* **WHAT THE TASK ASKS**
How many lines of the records hold the string "проблемы"? Reply with the number alone.

* **Items listed in a dataset**
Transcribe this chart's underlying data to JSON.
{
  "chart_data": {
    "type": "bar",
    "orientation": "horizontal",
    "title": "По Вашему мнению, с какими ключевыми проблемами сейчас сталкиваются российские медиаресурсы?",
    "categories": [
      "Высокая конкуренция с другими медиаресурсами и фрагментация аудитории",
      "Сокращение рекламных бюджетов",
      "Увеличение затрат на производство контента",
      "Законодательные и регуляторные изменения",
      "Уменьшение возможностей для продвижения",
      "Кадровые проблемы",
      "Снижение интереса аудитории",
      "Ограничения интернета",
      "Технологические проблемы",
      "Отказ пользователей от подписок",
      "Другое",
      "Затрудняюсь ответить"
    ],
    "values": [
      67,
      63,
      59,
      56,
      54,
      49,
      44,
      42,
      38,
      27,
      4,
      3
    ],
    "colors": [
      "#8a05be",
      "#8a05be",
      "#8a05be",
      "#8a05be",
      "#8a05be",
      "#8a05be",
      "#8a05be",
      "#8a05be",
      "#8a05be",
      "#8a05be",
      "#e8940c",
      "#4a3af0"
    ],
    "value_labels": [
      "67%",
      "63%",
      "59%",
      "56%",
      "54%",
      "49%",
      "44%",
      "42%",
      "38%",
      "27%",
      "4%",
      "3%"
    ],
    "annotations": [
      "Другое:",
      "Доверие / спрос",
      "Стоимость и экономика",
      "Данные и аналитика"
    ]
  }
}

* **REPLY TO THE EXERCISE**
2